● **SET EXERCISE**
Give the number of lines in the data that hold the word "FINANZEN", and nothing else.

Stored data

* * * * *

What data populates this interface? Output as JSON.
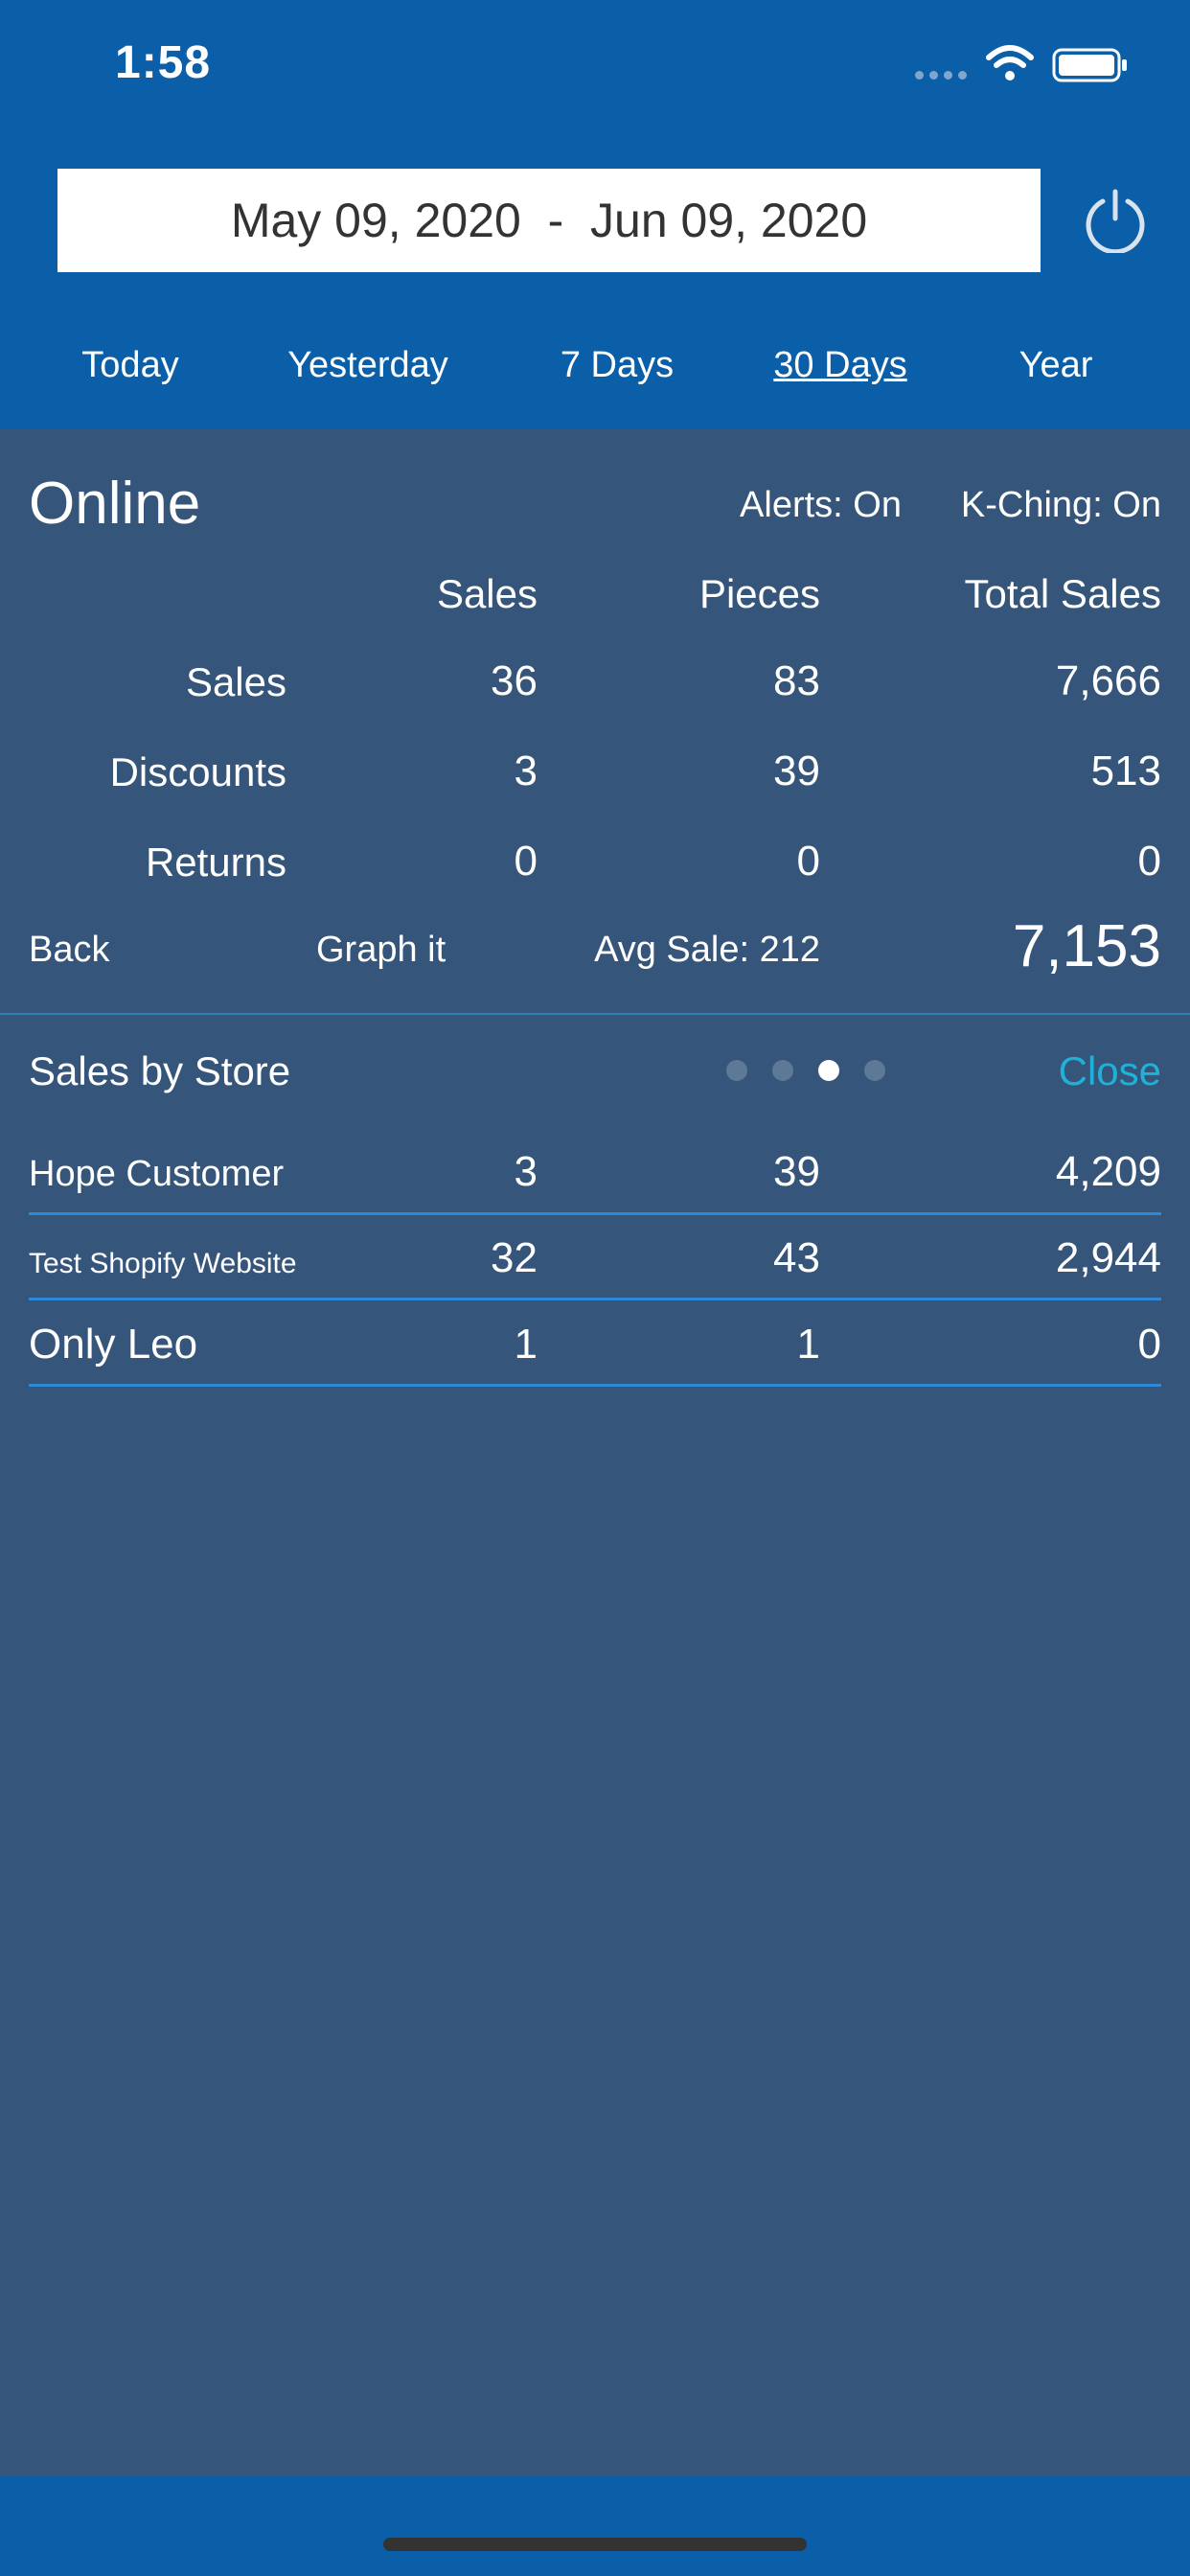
{
  "status_bar": {
    "time": "1:58",
    "wifi_icon": "wifi-icon",
    "battery_icon": "battery-icon"
  },
  "header": {
    "date_range": "May 09, 2020  -  Jun 09, 2020",
    "power_icon": "power-icon",
    "range_tabs": [
      "Today",
      "Yesterday",
      "7 Days",
      "30 Days",
      "Year"
    ],
    "active_tab": "30 Days"
  },
  "summary": {
    "title": "Online",
    "alerts": "Alerts: On",
    "kching": "K-Ching: On",
    "columns": [
      "Sales",
      "Pieces",
      "Total Sales"
    ],
    "rows": [
      {
        "label": "Sales",
        "sales": "36",
        "pieces": "83",
        "total": "7,666"
      },
      {
        "label": "Discounts",
        "sales": "3",
        "pieces": "39",
        "total": "513"
      },
      {
        "label": "Returns",
        "sales": "0",
        "pieces": "0",
        "total": "0"
      }
    ],
    "back": "Back",
    "graph": "Graph it",
    "avg_sale": "Avg Sale: 212",
    "grand_total": "7,153"
  },
  "stores": {
    "title": "Sales by Store",
    "page_count": 4,
    "active_page": 3,
    "close": "Close",
    "rows": [
      {
        "name": "Hope Customer",
        "sales": "3",
        "pieces": "39",
        "total": "4,209"
      },
      {
        "name": "Test Shopify Website",
        "sales": "32",
        "pieces": "43",
        "total": "2,944"
      },
      {
        "name": "Only Leo",
        "sales": "1",
        "pieces": "1",
        "total": "0"
      }
    ]
  },
  "colors": {
    "header_bg": "#0B5EA8",
    "body_bg": "#36557A",
    "accent": "#1FB2D8",
    "row_line": "#2E8AD8"
  }
}
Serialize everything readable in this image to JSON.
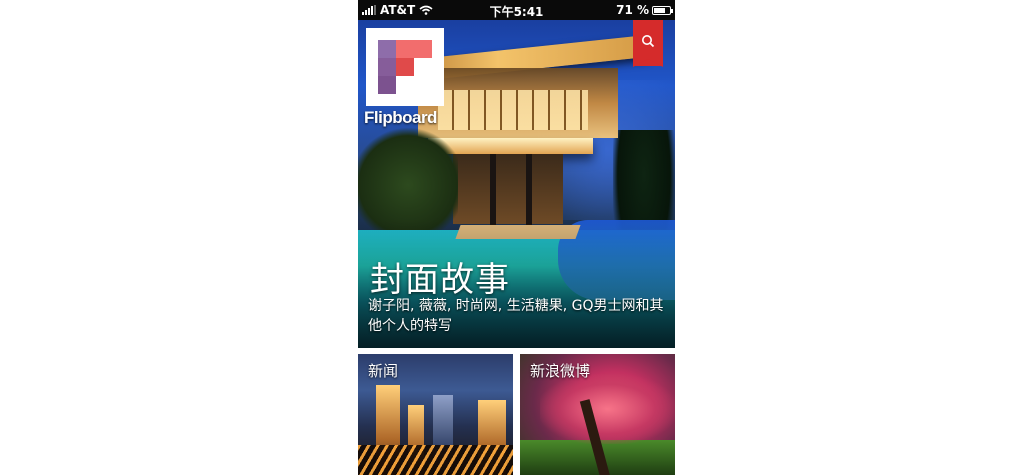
{
  "status_bar": {
    "carrier": "AT&T",
    "time": "下午5:41",
    "battery_percent": "71 %",
    "battery_level": 0.71,
    "signal_icon": "signal-bars-icon",
    "wifi_icon": "wifi-icon",
    "battery_icon": "battery-icon"
  },
  "app": {
    "logo_text": "Flipboard",
    "search_icon": "search-icon"
  },
  "cover_story": {
    "title": "封面故事",
    "subtitle": "谢子阳, 薇薇, 时尚网, 生活糖果, GQ男士网和其他个人的特写"
  },
  "tiles": [
    {
      "label": "新闻"
    },
    {
      "label": "新浪微博"
    }
  ],
  "colors": {
    "search_tab": "#d52b2b",
    "status_bar": "#0a0a0a"
  }
}
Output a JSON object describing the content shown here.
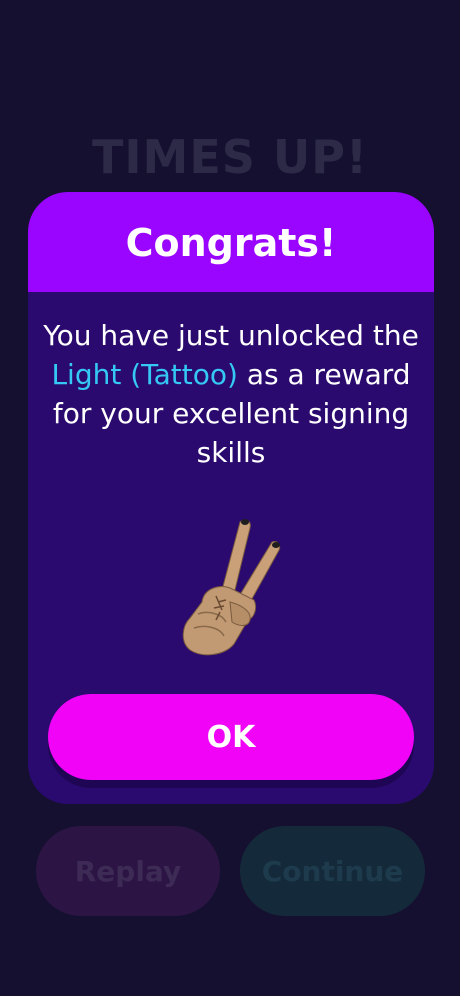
{
  "background": {
    "title": "TIMES UP!",
    "replay_label": "Replay",
    "continue_label": "Continue"
  },
  "modal": {
    "title": "Congrats!",
    "message_before": "You have just unlocked the ",
    "reward_name": "Light (Tattoo)",
    "message_after": " as a reward for your excellent signing skills",
    "reward_icon": "peace-sign-hand-icon",
    "ok_label": "OK"
  },
  "colors": {
    "background": "#151030",
    "modal_header": "#9a05ff",
    "modal_body": "#2a0a6e",
    "ok_button": "#f003f6",
    "reward_text": "#35c8f4"
  }
}
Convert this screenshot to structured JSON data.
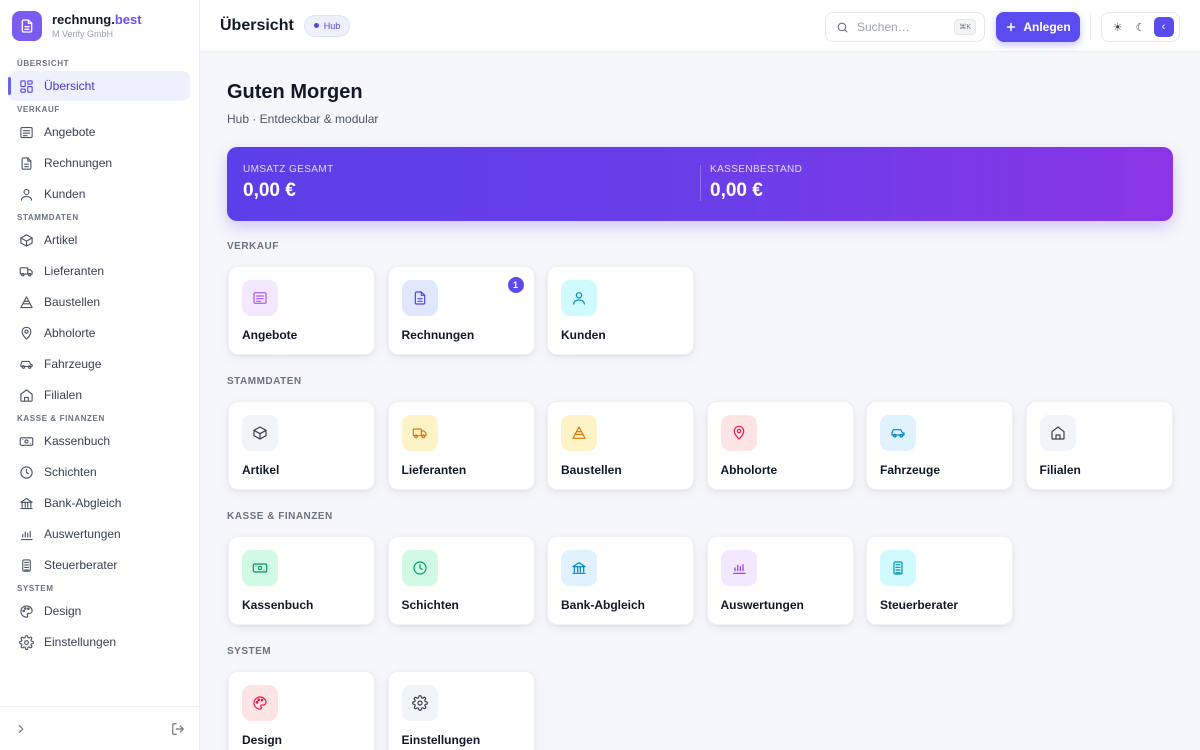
{
  "brand": {
    "name_main": "rechnung.",
    "name_accent": "best",
    "company": "M Verify GmbH"
  },
  "sidebar": {
    "sections": [
      {
        "label": "ÜBERSICHT"
      },
      {
        "label": "VERKAUF"
      },
      {
        "label": "STAMMDATEN"
      },
      {
        "label": "KASSE & FINANZEN"
      },
      {
        "label": "SYSTEM"
      }
    ],
    "items": [
      {
        "label": "Übersicht",
        "icon": "dashboard-icon"
      },
      {
        "label": "Angebote",
        "icon": "offer-icon"
      },
      {
        "label": "Rechnungen",
        "icon": "invoice-icon"
      },
      {
        "label": "Kunden",
        "icon": "user-icon"
      },
      {
        "label": "Artikel",
        "icon": "box-icon"
      },
      {
        "label": "Lieferanten",
        "icon": "truck-icon"
      },
      {
        "label": "Baustellen",
        "icon": "construction-icon"
      },
      {
        "label": "Abholorte",
        "icon": "pin-icon"
      },
      {
        "label": "Fahrzeuge",
        "icon": "car-icon"
      },
      {
        "label": "Filialen",
        "icon": "store-icon"
      },
      {
        "label": "Kassenbuch",
        "icon": "cash-icon"
      },
      {
        "label": "Schichten",
        "icon": "clock-icon"
      },
      {
        "label": "Bank-Abgleich",
        "icon": "bank-icon"
      },
      {
        "label": "Auswertungen",
        "icon": "chart-icon"
      },
      {
        "label": "Steuerberater",
        "icon": "calculator-icon"
      },
      {
        "label": "Design",
        "icon": "palette-icon"
      },
      {
        "label": "Einstellungen",
        "icon": "gear-icon"
      }
    ]
  },
  "header": {
    "title": "Übersicht",
    "badge": "Hub",
    "search_placeholder": "Suchen…",
    "search_shortcut": "⌘K",
    "create_label": "Anlegen",
    "theme": {
      "light": "☀",
      "dark": "☾",
      "system": "‹"
    }
  },
  "main": {
    "greeting": "Guten Morgen",
    "subtitle": "Hub · Entdeckbar & modular",
    "stats": [
      {
        "label": "UMSATZ GESAMT",
        "value": "0,00 €"
      },
      {
        "label": "KASSENBESTAND",
        "value": "0,00 €"
      }
    ],
    "groups": [
      {
        "label": "VERKAUF",
        "cards": [
          {
            "label": "Angebote",
            "icon": "offer-icon",
            "color": "#a855f7",
            "bg": "#f3e8ff"
          },
          {
            "label": "Rechnungen",
            "icon": "invoice-icon",
            "color": "#4f46e5",
            "bg": "#e0e7ff",
            "badge": "1"
          },
          {
            "label": "Kunden",
            "icon": "user-icon",
            "color": "#0891b2",
            "bg": "#cffafe"
          }
        ]
      },
      {
        "label": "STAMMDATEN",
        "cards": [
          {
            "label": "Artikel",
            "icon": "box-icon",
            "color": "#374151",
            "bg": "#f1f5f9"
          },
          {
            "label": "Lieferanten",
            "icon": "truck-icon",
            "color": "#d97706",
            "bg": "#fef3c7"
          },
          {
            "label": "Baustellen",
            "icon": "construction-icon",
            "color": "#d97706",
            "bg": "#fef3c7"
          },
          {
            "label": "Abholorte",
            "icon": "pin-icon",
            "color": "#e11d48",
            "bg": "#ffe4e6"
          },
          {
            "label": "Fahrzeuge",
            "icon": "car-icon",
            "color": "#0284c7",
            "bg": "#e0f2fe"
          },
          {
            "label": "Filialen",
            "icon": "store-icon",
            "color": "#374151",
            "bg": "#f1f5f9"
          }
        ]
      },
      {
        "label": "KASSE & FINANZEN",
        "cards": [
          {
            "label": "Kassenbuch",
            "icon": "cash-icon",
            "color": "#059669",
            "bg": "#d1fae5"
          },
          {
            "label": "Schichten",
            "icon": "clock-icon",
            "color": "#059669",
            "bg": "#d1fae5"
          },
          {
            "label": "Bank-Abgleich",
            "icon": "bank-icon",
            "color": "#0284c7",
            "bg": "#e0f2fe"
          },
          {
            "label": "Auswertungen",
            "icon": "chart-icon",
            "color": "#9333ea",
            "bg": "#f3e8ff"
          },
          {
            "label": "Steuerberater",
            "icon": "calculator-icon",
            "color": "#0891b2",
            "bg": "#cffafe"
          }
        ]
      },
      {
        "label": "SYSTEM",
        "cards": [
          {
            "label": "Design",
            "icon": "palette-icon",
            "color": "#e11d48",
            "bg": "#ffe4e6"
          },
          {
            "label": "Einstellungen",
            "icon": "gear-icon",
            "color": "#374151",
            "bg": "#f1f5f9"
          }
        ]
      }
    ]
  }
}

* * * * *

● **FULL ANSWER**
2